TEXTAUSZUG.
──────

Als säße man mit Freunden oder gerade Freund gewordenen Menschen am Tisch

Man sieht Filme, die damals im Wald entstanden, sieht eine glückliche Hochzeit, sieht für einen Moment eine historische Gesellschaft aus dem 18. Jahrhundert, vor allem aber sieht man auf den Leinwänden, was live in den Häuschen geschieht. Oder besser: Man hört, was geredet wird. Viele Utopien werden erfunden und verschwinden, "Descartes" steht neben der Idee, Frankreich habe 2050 eine Präsidentin und sei offen für alle Flüchtlinge. Vor allem aber, und das ist zunehmend umwerfend, ist da eine ganz große Ratlosigkeit. Die Welt ist am Ende, die Umwelt kaputt, aber was kann man tun, wie die Lähmung überwinden? Wie das Ensemble das spielt, wirkt so, als säße man mit Freunden oder gerade Freund gewordenen Menschen am Tisch. Da wirkt nichts mehr gespielt, das ist alles vollkommen ehrlich, da trifft die Wahrheit der Aporie das eigene Selbst.

Deshalb fühlt man sich irritierend wohl. Aufgehoben mit seiner eigenen Unfähigkeit, konsequent zu handeln. Schließlich fallen alle Kulissen, Sperrholzwände und bedruckte Planen verschwinden, die Gestänge der Häuschen stehen nun nackt, und der Rave beginnt. Die Musik ist infernalisch laut, aber bemerkenswert interessant. Die Gemeinschaft findet endgültig zusammen im Tanzen. Vielleicht die letzte Utopie, vielleicht auch die letzte Verzweiflung. Seltsam froh jedoch schleicht man heim.

──────

DATENAUSZUG.
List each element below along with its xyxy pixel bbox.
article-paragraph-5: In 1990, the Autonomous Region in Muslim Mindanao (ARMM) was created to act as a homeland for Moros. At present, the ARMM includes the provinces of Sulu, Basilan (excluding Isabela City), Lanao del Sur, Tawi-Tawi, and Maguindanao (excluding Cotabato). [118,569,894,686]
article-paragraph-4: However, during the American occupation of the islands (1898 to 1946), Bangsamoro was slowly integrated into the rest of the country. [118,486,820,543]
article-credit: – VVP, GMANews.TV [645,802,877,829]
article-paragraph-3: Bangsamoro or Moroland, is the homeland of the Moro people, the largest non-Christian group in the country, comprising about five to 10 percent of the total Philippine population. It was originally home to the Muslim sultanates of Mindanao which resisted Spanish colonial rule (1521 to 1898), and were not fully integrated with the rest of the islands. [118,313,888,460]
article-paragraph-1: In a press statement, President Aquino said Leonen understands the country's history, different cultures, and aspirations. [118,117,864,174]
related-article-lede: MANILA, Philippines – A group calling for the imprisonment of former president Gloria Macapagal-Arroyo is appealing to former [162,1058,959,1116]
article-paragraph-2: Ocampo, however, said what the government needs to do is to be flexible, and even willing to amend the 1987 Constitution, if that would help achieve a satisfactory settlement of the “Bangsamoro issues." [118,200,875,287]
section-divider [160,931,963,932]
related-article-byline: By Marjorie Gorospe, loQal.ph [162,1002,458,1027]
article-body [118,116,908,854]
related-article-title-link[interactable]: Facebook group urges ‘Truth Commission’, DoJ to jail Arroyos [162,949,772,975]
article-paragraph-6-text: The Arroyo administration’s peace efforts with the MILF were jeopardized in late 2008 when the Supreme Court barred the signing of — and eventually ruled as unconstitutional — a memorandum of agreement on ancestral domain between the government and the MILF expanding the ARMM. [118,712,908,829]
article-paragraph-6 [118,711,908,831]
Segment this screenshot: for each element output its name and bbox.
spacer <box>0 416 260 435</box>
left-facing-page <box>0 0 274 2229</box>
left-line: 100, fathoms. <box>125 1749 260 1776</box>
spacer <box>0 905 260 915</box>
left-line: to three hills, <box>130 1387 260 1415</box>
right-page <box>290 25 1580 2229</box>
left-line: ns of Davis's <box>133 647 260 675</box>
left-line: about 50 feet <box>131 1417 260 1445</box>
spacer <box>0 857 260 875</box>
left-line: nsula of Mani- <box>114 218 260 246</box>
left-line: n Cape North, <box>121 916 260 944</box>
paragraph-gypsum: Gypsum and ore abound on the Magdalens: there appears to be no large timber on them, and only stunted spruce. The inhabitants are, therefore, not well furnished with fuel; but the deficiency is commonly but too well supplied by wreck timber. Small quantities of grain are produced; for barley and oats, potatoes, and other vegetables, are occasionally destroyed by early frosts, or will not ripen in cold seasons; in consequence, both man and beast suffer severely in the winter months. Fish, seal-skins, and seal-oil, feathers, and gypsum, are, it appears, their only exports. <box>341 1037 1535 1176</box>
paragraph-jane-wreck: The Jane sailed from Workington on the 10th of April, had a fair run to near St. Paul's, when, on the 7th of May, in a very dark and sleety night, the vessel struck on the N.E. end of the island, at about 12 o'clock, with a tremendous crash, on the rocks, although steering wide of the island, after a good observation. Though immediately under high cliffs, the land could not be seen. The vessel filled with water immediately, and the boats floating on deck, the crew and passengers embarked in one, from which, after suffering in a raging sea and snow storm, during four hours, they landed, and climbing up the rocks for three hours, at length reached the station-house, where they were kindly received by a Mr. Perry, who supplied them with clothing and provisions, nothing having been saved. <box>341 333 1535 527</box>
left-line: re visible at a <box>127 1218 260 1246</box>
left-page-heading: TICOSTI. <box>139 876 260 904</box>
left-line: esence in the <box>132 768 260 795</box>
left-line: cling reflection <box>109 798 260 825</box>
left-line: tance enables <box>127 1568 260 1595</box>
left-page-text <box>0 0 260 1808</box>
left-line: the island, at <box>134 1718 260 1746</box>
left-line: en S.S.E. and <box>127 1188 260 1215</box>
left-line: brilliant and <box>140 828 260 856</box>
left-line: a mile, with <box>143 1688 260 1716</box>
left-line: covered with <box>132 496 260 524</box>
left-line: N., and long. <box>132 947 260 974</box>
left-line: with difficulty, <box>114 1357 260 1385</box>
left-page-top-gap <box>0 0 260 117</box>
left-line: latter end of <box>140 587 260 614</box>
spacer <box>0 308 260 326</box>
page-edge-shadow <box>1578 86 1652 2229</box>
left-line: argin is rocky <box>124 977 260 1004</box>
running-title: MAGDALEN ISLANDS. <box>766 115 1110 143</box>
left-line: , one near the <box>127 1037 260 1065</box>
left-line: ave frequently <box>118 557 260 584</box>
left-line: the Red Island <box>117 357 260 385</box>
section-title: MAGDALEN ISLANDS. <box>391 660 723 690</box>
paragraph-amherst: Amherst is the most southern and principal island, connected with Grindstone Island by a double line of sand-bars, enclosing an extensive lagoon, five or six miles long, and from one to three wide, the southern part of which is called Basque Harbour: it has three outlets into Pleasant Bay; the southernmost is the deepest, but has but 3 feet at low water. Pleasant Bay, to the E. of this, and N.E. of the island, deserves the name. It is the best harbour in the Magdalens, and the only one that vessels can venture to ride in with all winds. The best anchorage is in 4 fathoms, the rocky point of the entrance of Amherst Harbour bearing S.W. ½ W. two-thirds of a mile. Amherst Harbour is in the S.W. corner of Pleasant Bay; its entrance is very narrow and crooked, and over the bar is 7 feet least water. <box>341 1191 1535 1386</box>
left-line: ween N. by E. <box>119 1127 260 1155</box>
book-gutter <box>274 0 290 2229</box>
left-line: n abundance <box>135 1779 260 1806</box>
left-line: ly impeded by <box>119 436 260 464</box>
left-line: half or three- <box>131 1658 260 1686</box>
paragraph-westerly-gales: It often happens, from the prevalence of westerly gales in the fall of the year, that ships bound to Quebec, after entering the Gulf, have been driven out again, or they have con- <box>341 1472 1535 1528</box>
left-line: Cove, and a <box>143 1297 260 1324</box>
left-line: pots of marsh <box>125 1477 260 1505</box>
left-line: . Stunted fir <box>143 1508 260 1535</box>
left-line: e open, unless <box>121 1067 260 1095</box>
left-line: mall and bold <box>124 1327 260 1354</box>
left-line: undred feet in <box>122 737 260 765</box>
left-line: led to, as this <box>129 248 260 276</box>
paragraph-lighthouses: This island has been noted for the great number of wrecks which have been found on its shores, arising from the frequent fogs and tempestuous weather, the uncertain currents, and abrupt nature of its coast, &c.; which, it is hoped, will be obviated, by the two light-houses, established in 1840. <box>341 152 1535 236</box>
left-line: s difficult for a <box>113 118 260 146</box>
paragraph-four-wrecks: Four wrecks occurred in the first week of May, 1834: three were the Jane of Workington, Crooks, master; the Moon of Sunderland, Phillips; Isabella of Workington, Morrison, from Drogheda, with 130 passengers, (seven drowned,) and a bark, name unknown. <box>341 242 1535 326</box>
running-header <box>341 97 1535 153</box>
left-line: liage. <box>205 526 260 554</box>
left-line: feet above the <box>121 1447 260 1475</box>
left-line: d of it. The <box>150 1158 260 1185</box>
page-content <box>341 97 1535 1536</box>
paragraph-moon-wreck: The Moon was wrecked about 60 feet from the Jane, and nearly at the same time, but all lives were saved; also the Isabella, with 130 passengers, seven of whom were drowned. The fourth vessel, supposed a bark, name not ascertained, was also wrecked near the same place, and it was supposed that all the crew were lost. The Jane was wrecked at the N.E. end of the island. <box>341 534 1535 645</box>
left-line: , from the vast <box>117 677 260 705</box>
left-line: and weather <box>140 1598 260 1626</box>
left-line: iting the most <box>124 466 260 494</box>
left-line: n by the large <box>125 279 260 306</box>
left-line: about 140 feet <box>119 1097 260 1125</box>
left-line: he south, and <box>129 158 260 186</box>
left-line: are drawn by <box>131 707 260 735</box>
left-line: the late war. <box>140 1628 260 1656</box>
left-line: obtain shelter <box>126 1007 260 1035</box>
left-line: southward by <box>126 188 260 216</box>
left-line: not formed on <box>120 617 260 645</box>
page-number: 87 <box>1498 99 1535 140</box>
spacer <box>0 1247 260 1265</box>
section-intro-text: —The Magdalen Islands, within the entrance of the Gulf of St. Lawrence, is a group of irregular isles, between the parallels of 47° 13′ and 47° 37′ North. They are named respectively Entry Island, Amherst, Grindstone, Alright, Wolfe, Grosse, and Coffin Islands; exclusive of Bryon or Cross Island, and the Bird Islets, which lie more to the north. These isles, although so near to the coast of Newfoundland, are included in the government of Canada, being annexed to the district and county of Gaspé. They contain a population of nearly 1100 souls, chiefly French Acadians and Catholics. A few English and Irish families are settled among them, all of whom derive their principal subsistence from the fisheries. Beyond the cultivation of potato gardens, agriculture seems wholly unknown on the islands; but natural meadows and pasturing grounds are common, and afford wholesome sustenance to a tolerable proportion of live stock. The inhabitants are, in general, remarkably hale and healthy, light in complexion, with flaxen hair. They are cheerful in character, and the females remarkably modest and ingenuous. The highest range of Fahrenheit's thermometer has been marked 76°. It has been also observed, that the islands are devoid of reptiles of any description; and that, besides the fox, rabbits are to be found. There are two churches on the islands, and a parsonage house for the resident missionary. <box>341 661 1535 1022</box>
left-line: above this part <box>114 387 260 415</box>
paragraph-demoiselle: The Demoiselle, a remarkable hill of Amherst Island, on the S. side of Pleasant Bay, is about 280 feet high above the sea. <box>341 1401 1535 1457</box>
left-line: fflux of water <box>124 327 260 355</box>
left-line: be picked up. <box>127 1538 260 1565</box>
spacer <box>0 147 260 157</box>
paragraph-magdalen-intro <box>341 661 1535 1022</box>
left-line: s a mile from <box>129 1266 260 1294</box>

──────

AUFGABEN.
**a)** Überarbeite im Textauszug die Stelle von „Man sieht Filme, die“ bis „Aporie das eigene Selbst.“, indem du „Präsidentin“ durch „Kanzlerin“ ersetzt.
**b)** Worin findet die Gemeinschaft laut Textauszug endgültig zusammen?
Die Zeilen spielen hierfür keine Rolle.

LÖSUNGEN JE AUFGABE.
**a)**
Man sieht Filme, die damals im Wald entstanden, sieht eine glückliche Hochzeit, sieht für einen Moment eine historische Gesellschaft aus dem 18. Jahrhundert, vor allem aber sieht man auf den Leinwänden, was live in den Häuschen geschieht. Oder besser: Man hört, was geredet wird. Viele Utopien werden erfunden und verschwinden, "Descartes" steht neben der Idee, Frankreich habe 2050 eine Kanzlerin und sei offen für alle Flüchtlinge. Vor allem aber, und das ist zunehmend umwerfend, ist da eine ganz große Ratlosigkeit. Die Welt ist am Ende, die Umwelt kaputt, aber was kann man tun, wie die Lähmung überwinden? Wie das Ensemble das spielt, wirkt so, als säße man mit Freunden oder gerade Freund gewordenen Menschen am Tisch. Da wirkt nichts mehr gespielt, das ist alles vollkommen ehrlich, da trifft die Wahrheit der Aporie das eigene Selbst.

**b)** Im Tanzen.